Stored data
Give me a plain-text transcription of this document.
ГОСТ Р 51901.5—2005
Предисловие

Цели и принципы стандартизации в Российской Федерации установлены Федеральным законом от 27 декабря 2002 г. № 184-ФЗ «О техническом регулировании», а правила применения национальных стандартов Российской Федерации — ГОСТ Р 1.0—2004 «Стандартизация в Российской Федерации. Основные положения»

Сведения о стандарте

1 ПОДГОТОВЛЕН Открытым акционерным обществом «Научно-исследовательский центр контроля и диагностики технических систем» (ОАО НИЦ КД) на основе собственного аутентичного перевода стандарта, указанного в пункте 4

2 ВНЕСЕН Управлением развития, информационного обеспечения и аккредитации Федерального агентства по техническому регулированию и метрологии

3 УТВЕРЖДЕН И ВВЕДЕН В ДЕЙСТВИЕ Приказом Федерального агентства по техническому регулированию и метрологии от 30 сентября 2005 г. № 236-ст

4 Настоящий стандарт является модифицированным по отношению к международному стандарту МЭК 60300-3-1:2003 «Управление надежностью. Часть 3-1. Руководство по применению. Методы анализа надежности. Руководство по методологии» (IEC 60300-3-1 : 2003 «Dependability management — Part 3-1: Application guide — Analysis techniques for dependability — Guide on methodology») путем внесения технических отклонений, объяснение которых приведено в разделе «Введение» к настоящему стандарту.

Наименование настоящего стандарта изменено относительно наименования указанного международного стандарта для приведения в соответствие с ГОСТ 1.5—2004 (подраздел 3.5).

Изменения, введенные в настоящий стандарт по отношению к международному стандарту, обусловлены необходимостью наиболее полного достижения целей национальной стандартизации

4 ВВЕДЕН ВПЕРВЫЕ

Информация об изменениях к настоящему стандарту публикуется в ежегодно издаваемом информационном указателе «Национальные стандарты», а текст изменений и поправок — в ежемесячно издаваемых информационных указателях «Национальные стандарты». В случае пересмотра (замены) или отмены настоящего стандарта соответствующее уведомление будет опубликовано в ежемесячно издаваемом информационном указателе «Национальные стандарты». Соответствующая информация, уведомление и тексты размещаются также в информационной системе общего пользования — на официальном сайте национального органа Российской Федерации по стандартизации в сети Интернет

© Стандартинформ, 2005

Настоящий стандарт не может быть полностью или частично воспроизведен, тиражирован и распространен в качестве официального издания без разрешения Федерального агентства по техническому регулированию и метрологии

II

▸ CHALLENGE
Extract all of the data exactly as written.

▸ SOLUTION
Give me a plain-text transcription of this document.
ГОСТ Р 51901.5—2005
Предисловие

Цели и принципы стандартизации в Российской Федерации установлены Федеральным законом от 27 декабря 2002 г. № 184-ФЗ «О техническом регулировании», а правила применения национальных стандартов Российской Федерации — ГОСТ Р 1.0—2004 «Стандартизация в Российской Федерации. Основные положения»

Сведения о стандарте

1 ПОДГОТОВЛЕН Открытым акционерным обществом «Научно-исследовательский центр контроля и диагностики технических систем» (ОАО НИЦ КД) на основе собственного аутентичного перевода стандарта, указанного в пункте 4

2 ВНЕСЕН Управлением развития, информационного обеспечения и аккредитации Федерального агентства по техническому регулированию и метрологии

3 УТВЕРЖДЕН И ВВЕДЕН В ДЕЙСТВИЕ Приказом Федерального агентства по техническому регулированию и метрологии от 30 сентября 2005 г. № 236-ст

4 Настоящий стандарт является модифицированным по отношению к международному стандарту МЭК 60300-3-1:2003 «Управление надежностью. Часть 3-1. Руководство по применению. Методы анализа надежности. Руководство по методологии» (IEC 60300-3-1 : 2003 «Dependability management — Part 3-1: Application guide — Analysis techniques for dependability — Guide on methodology») путем внесения технических отклонений, объяснение которых приведено в разделе «Введение» к настоящему стандарту.

Наименование настоящего стандарта изменено относительно наименования указанного международного стандарта для приведения в соответствие с ГОСТ 1.5—2004 (подраздел 3.5).

Изменения, введенные в настоящий стандарт по отношению к международному стандарту, обусловлены необходимостью наиболее полного достижения целей национальной стандартизации

4 ВВЕДЕН ВПЕРВЫЕ

Информация об изменениях к настоящему стандарту публикуется в ежегодно издаваемом информационном указателе «Национальные стандарты», а текст изменений и поправок — в ежемесячно издаваемых информационных указателях «Национальные стандарты». В случае пересмотра (замены) или отмены настоящего стандарта соответствующее уведомление будет опубликовано в ежемесячно издаваемом информационном указателе «Национальные стандарты». Соответствующая информация, уведомление и тексты размещаются также в информационной системе общего пользования — на официальном сайте национального органа Российской Федерации по стандартизации в сети Интернет

© Стандартинформ, 2005

Настоящий стандарт не может быть полностью или частично воспроизведен, тиражирован и распространен в качестве официального издания без разрешения Федерального агентства по техническому регулированию и метрологии

II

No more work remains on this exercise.